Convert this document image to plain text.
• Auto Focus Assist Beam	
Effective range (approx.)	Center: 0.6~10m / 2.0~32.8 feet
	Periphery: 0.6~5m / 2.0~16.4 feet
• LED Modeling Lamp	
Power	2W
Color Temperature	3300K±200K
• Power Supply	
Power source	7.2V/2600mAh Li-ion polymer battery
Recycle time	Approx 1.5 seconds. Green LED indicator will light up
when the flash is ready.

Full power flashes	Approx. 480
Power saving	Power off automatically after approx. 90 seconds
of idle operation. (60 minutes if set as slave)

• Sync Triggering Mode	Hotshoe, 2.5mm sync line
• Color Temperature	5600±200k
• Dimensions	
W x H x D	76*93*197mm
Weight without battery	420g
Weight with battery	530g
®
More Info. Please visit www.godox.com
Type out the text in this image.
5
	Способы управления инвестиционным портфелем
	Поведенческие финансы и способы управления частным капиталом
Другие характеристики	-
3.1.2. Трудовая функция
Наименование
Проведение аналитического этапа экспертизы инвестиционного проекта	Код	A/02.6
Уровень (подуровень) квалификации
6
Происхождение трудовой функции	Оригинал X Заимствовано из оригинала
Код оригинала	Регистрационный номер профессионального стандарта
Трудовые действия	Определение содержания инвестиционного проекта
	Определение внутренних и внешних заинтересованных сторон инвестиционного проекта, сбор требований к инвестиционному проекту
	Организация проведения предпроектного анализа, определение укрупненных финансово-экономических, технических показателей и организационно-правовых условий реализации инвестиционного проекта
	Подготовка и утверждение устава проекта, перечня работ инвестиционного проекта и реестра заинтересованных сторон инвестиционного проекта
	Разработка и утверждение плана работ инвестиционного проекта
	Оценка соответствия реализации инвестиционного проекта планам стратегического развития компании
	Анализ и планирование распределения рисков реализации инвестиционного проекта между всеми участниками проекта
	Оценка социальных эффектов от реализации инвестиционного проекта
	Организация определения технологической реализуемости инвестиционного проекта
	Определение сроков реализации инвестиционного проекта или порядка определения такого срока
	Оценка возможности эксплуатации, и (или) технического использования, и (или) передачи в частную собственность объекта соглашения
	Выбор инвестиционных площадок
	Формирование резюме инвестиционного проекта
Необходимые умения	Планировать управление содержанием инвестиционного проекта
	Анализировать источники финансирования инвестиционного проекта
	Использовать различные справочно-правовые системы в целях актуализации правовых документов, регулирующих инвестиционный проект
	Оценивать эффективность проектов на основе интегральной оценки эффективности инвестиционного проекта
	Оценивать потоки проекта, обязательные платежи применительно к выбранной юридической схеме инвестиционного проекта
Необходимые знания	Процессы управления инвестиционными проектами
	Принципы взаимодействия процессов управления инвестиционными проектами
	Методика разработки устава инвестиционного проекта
________________
■ **WHAT THE TASK REQUIRES**
Scan the material above. Copy each line that holds the word "сторон".

■ **THE SOLUTION**
	Определение внутренних и внешних заинтересованных сторон инвестиционного проекта, сбор требований к инвестиционному проекту
	Подготовка и утверждение устава проекта, перечня работ инвестиционного проекта и реестра заинтересованных сторон инвестиционного проекта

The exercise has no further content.